<<<<

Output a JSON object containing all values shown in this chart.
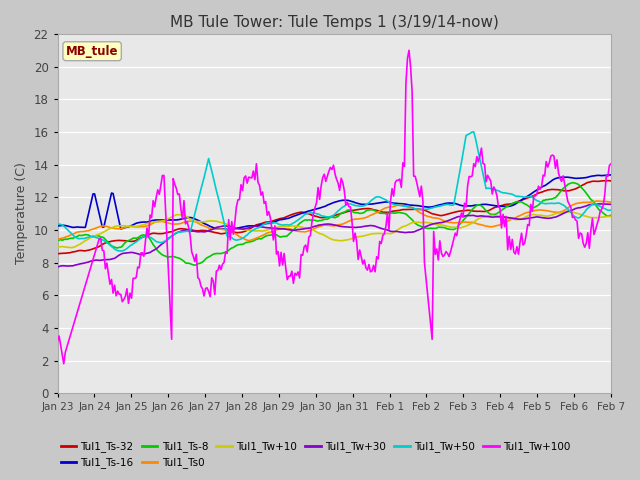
{
  "title": "MB Tule Tower: Tule Temps 1 (3/19/14-now)",
  "ylabel": "Temperature (C)",
  "ylim": [
    0,
    22
  ],
  "yticks": [
    0,
    2,
    4,
    6,
    8,
    10,
    12,
    14,
    16,
    18,
    20,
    22
  ],
  "fig_bg": "#c8c8c8",
  "plot_bg": "#e8e8e8",
  "legend_label": "MB_tule",
  "legend_bg": "#ffffc0",
  "legend_border": "#8b0000",
  "series_colors": {
    "Tul1_Ts-32": "#cc0000",
    "Tul1_Ts-16": "#0000cc",
    "Tul1_Ts-8": "#00cc00",
    "Tul1_Ts0": "#ff8800",
    "Tul1_Tw+10": "#cccc00",
    "Tul1_Tw+30": "#8800cc",
    "Tul1_Tw+50": "#00cccc",
    "Tul1_Tw+100": "#ff00ff"
  },
  "x_tick_labels": [
    "Jan 23",
    "Jan 24",
    "Jan 25",
    "Jan 26",
    "Jan 27",
    "Jan 28",
    "Jan 29",
    "Jan 30",
    "Jan 31",
    "Feb 1",
    "Feb 2",
    "Feb 3",
    "Feb 4",
    "Feb 5",
    "Feb 6",
    "Feb 7"
  ],
  "n_days": 15,
  "n_points": 360
}
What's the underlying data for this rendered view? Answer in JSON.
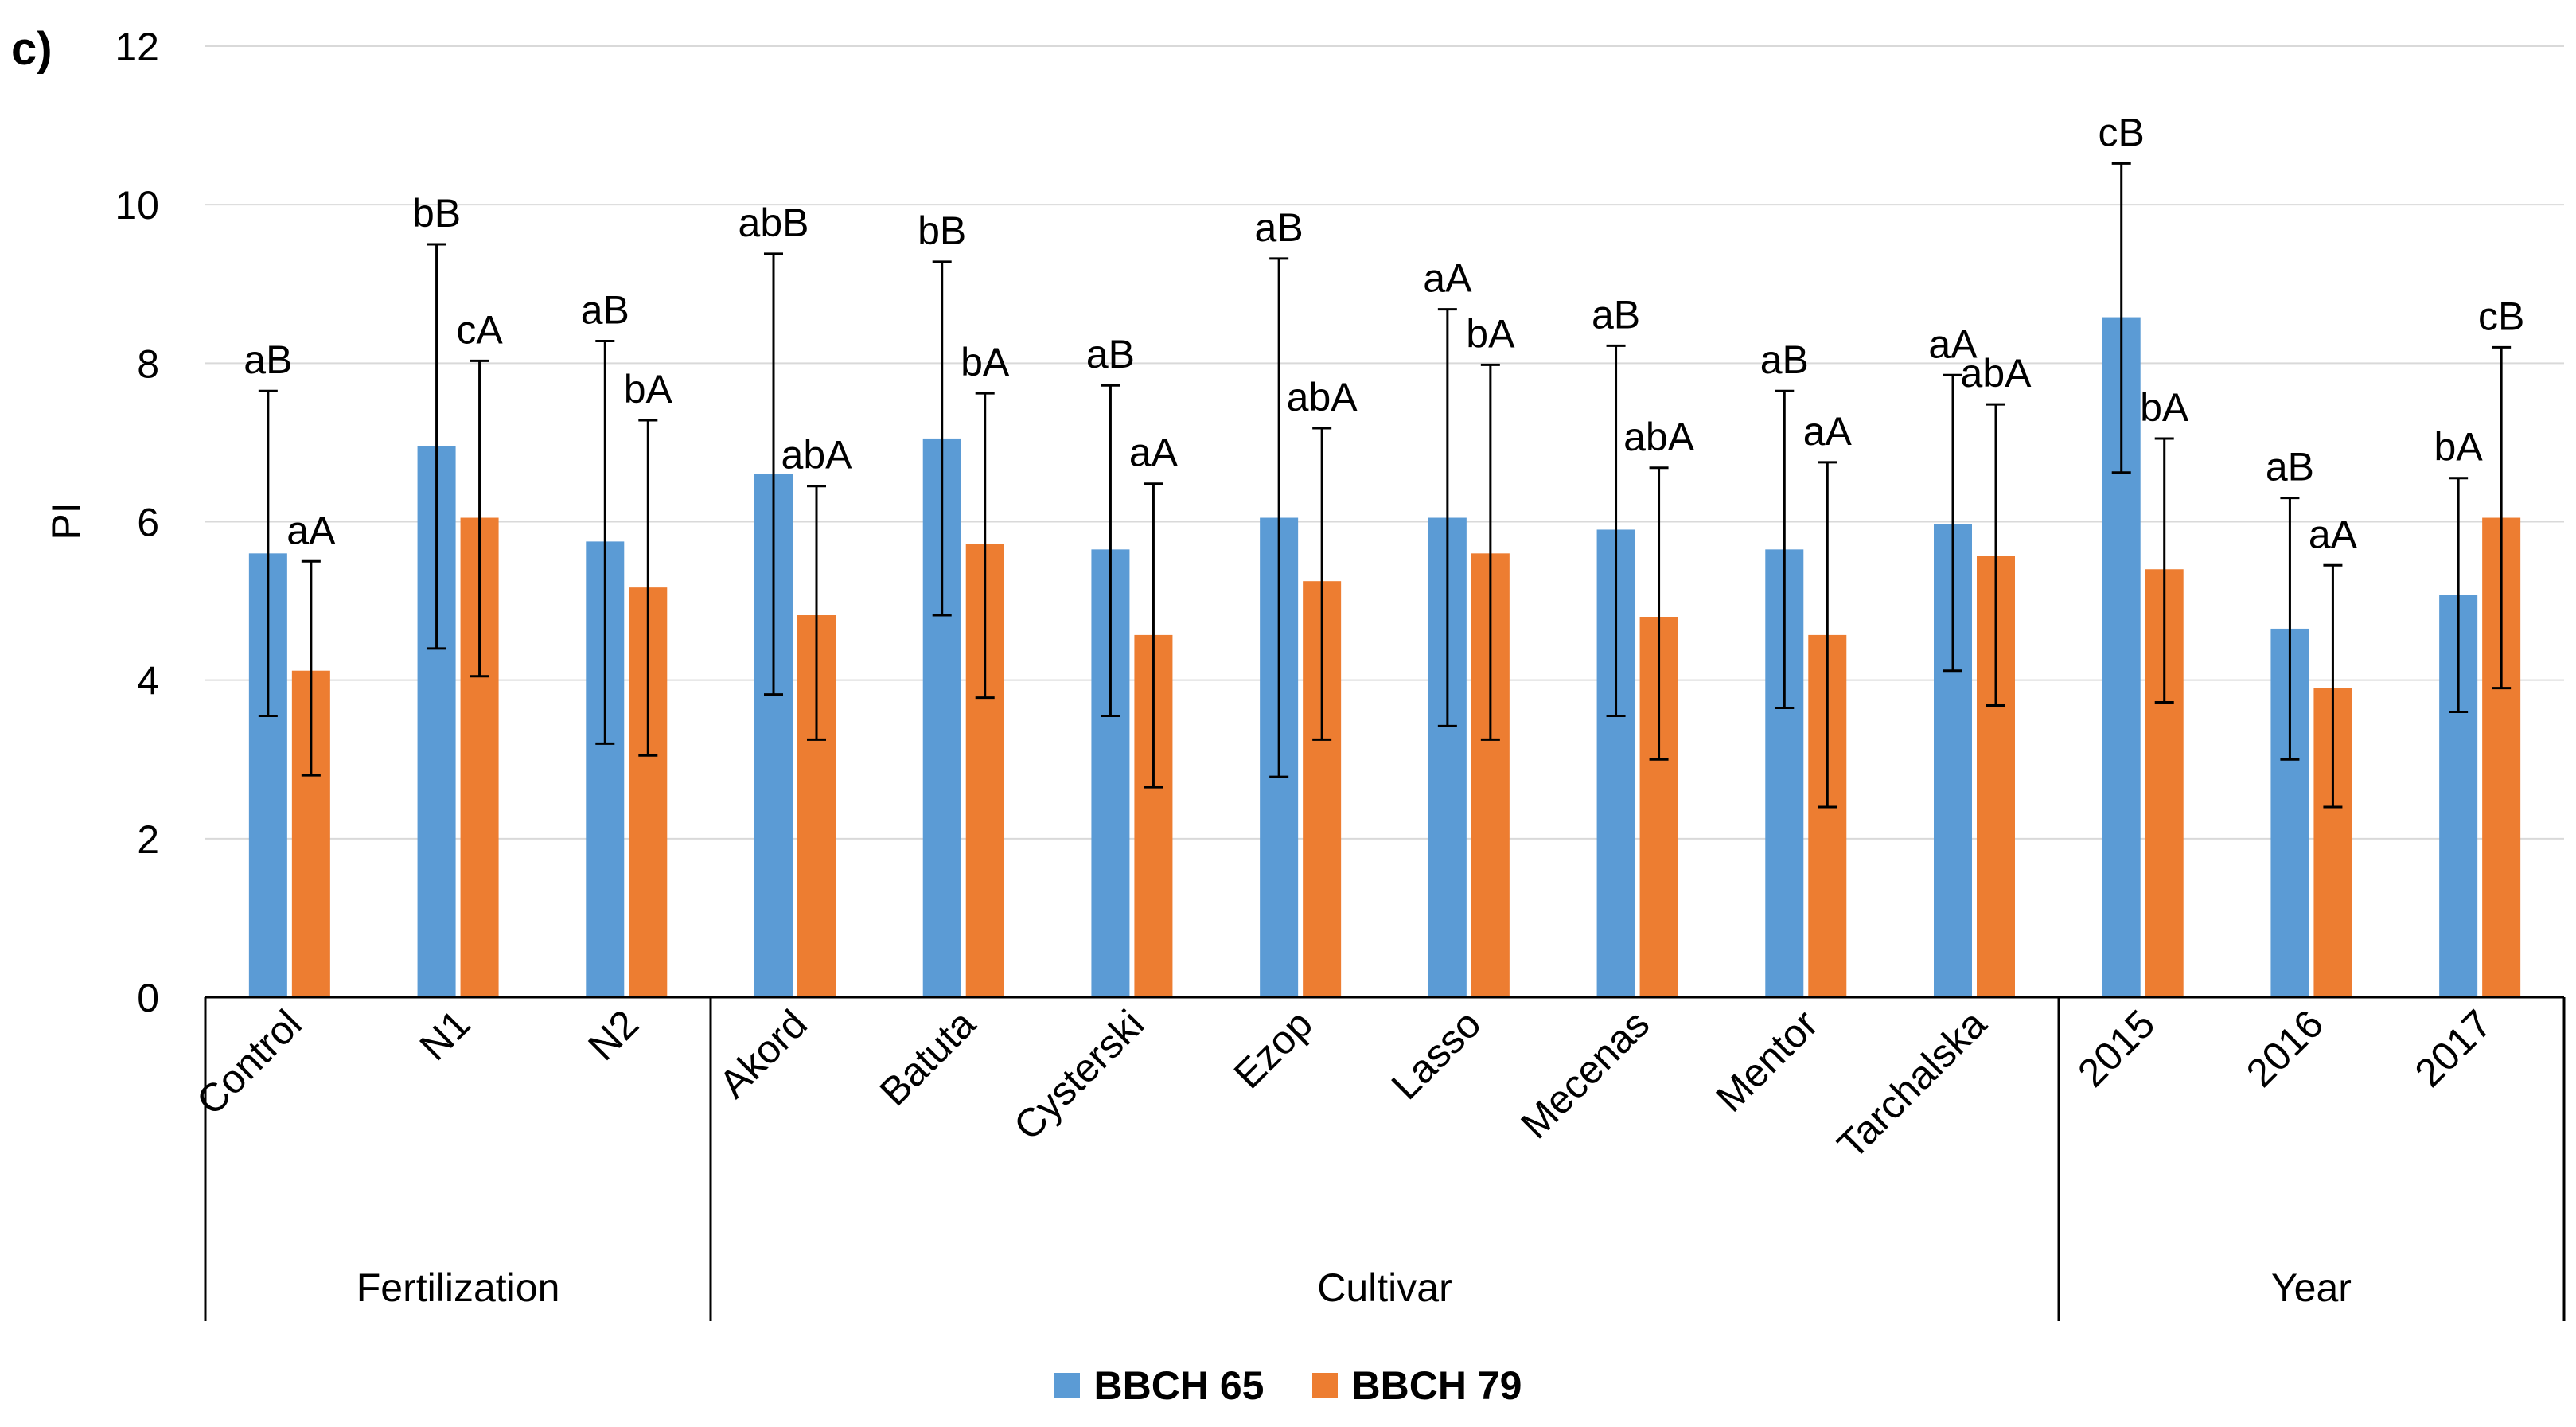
{
  "panel_label": "c)",
  "colors": {
    "bbch65": "#5b9bd5",
    "bbch79": "#ed7d31"
  },
  "legend": [
    {
      "label": "BBCH 65",
      "color": "#5b9bd5"
    },
    {
      "label": "BBCH 79",
      "color": "#ed7d31"
    }
  ],
  "chart_data": {
    "type": "bar",
    "title": "",
    "xlabel": "",
    "ylabel": "PI",
    "ylim": [
      0,
      12
    ],
    "yticks": [
      0,
      2,
      4,
      6,
      8,
      10,
      12
    ],
    "grid": true,
    "categories": [
      "Control",
      "N1",
      "N2",
      "Akord",
      "Batuta",
      "Cysterski",
      "Ezop",
      "Lasso",
      "Mecenas",
      "Mentor",
      "Tarchalska",
      "2015",
      "2016",
      "2017"
    ],
    "groups": [
      {
        "label": "Fertilization",
        "start": 0,
        "end": 2
      },
      {
        "label": "Cultivar",
        "start": 3,
        "end": 10
      },
      {
        "label": "Year",
        "start": 11,
        "end": 13
      }
    ],
    "series": [
      {
        "name": "BBCH 65",
        "values": [
          5.6,
          6.95,
          5.75,
          6.6,
          7.05,
          5.65,
          6.05,
          6.05,
          5.9,
          5.65,
          5.97,
          8.58,
          4.65,
          5.08
        ],
        "err_low": [
          3.55,
          4.4,
          3.2,
          3.82,
          4.82,
          3.55,
          2.78,
          3.42,
          3.55,
          3.65,
          4.12,
          6.62,
          3.0,
          3.6
        ],
        "err_high": [
          7.65,
          9.5,
          8.28,
          9.38,
          9.28,
          7.72,
          9.32,
          8.68,
          8.22,
          7.65,
          7.85,
          10.52,
          6.3,
          6.55
        ],
        "labels": [
          "aB",
          "bB",
          "aB",
          "abB",
          "bB",
          "aB",
          "aB",
          "aA",
          "aB",
          "aB",
          "aA",
          "cB",
          "aB",
          "bA"
        ]
      },
      {
        "name": "BBCH 79",
        "values": [
          4.12,
          6.05,
          5.17,
          4.82,
          5.72,
          4.57,
          5.25,
          5.6,
          4.8,
          4.57,
          5.57,
          5.4,
          3.9,
          6.05
        ],
        "err_low": [
          2.8,
          4.05,
          3.05,
          3.25,
          3.78,
          2.65,
          3.25,
          3.25,
          3.0,
          2.4,
          3.68,
          3.72,
          2.4,
          3.9
        ],
        "err_high": [
          5.5,
          8.03,
          7.28,
          6.45,
          7.62,
          6.48,
          7.18,
          7.98,
          6.68,
          6.75,
          7.48,
          7.05,
          5.45,
          8.2
        ],
        "labels": [
          "aA",
          "cA",
          "bA",
          "abA",
          "bA",
          "aA",
          "abA",
          "bA",
          "abA",
          "aA",
          "abA",
          "bA",
          "aA",
          "cB"
        ]
      }
    ]
  }
}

>>>>

» WORK TO BE COMPLETED
Your task is to repeat the data above exactly while excluding the pictures.

» EXPECTED ANSWER
Output a JSON object containing all values shown in this chart.
{
  "title": "MB Tule Tower: Tule Temps 1 (3/19/14-now)",
  "ylabel": "Temperature (C)",
  "ylim": [
    0,
    22
  ],
  "yticks": [
    0,
    2,
    4,
    6,
    8,
    10,
    12,
    14,
    16,
    18,
    20,
    22
  ],
  "fig_bg": "#c8c8c8",
  "plot_bg": "#e8e8e8",
  "legend_label": "MB_tule",
  "legend_bg": "#ffffc0",
  "legend_border": "#8b0000",
  "series_colors": {
    "Tul1_Ts-32": "#cc0000",
    "Tul1_Ts-16": "#0000cc",
    "Tul1_Ts-8": "#00cc00",
    "Tul1_Ts0": "#ff8800",
    "Tul1_Tw+10": "#cccc00",
    "Tul1_Tw+30": "#8800cc",
    "Tul1_Tw+50": "#00cccc",
    "Tul1_Tw+100": "#ff00ff"
  },
  "x_tick_labels": [
    "Jan 23",
    "Jan 24",
    "Jan 25",
    "Jan 26",
    "Jan 27",
    "Jan 28",
    "Jan 29",
    "Jan 30",
    "Jan 31",
    "Feb 1",
    "Feb 2",
    "Feb 3",
    "Feb 4",
    "Feb 5",
    "Feb 6",
    "Feb 7"
  ],
  "n_days": 15,
  "n_points": 360
}
What's the underlying data for this rendered view? Answer in JSON.
{
  "panel_label": "c)",
  "colors": {
    "bbch65": "#5b9bd5",
    "bbch79": "#ed7d31"
  },
  "legend": [
    {
      "label": "BBCH 65",
      "color": "#5b9bd5"
    },
    {
      "label": "BBCH 79",
      "color": "#ed7d31"
    }
  ],
  "chart_data": {
    "type": "bar",
    "title": "",
    "xlabel": "",
    "ylabel": "PI",
    "ylim": [
      0,
      12
    ],
    "yticks": [
      0,
      2,
      4,
      6,
      8,
      10,
      12
    ],
    "grid": true,
    "categories": [
      "Control",
      "N1",
      "N2",
      "Akord",
      "Batuta",
      "Cysterski",
      "Ezop",
      "Lasso",
      "Mecenas",
      "Mentor",
      "Tarchalska",
      "2015",
      "2016",
      "2017"
    ],
    "groups": [
      {
        "label": "Fertilization",
        "start": 0,
        "end": 2
      },
      {
        "label": "Cultivar",
        "start": 3,
        "end": 10
      },
      {
        "label": "Year",
        "start": 11,
        "end": 13
      }
    ],
    "series": [
      {
        "name": "BBCH 65",
        "values": [
          5.6,
          6.95,
          5.75,
          6.6,
          7.05,
          5.65,
          6.05,
          6.05,
          5.9,
          5.65,
          5.97,
          8.58,
          4.65,
          5.08
        ],
        "err_low": [
          3.55,
          4.4,
          3.2,
          3.82,
          4.82,
          3.55,
          2.78,
          3.42,
          3.55,
          3.65,
          4.12,
          6.62,
          3.0,
          3.6
        ],
        "err_high": [
          7.65,
          9.5,
          8.28,
          9.38,
          9.28,
          7.72,
          9.32,
          8.68,
          8.22,
          7.65,
          7.85,
          10.52,
          6.3,
          6.55
        ],
        "labels": [
          "aB",
          "bB",
          "aB",
          "abB",
          "bB",
          "aB",
          "aB",
          "aA",
          "aB",
          "aB",
          "aA",
          "cB",
          "aB",
          "bA"
        ]
      },
      {
        "name": "BBCH 79",
        "values": [
          4.12,
          6.05,
          5.17,
          4.82,
          5.72,
          4.57,
          5.25,
          5.6,
          4.8,
          4.57,
          5.57,
          5.4,
          3.9,
          6.05
        ],
        "err_low": [
          2.8,
          4.05,
          3.05,
          3.25,
          3.78,
          2.65,
          3.25,
          3.25,
          3.0,
          2.4,
          3.68,
          3.72,
          2.4,
          3.9
        ],
        "err_high": [
          5.5,
          8.03,
          7.28,
          6.45,
          7.62,
          6.48,
          7.18,
          7.98,
          6.68,
          6.75,
          7.48,
          7.05,
          5.45,
          8.2
        ],
        "labels": [
          "aA",
          "cA",
          "bA",
          "abA",
          "bA",
          "aA",
          "abA",
          "bA",
          "abA",
          "aA",
          "abA",
          "bA",
          "aA",
          "cB"
        ]
      }
    ]
  }
}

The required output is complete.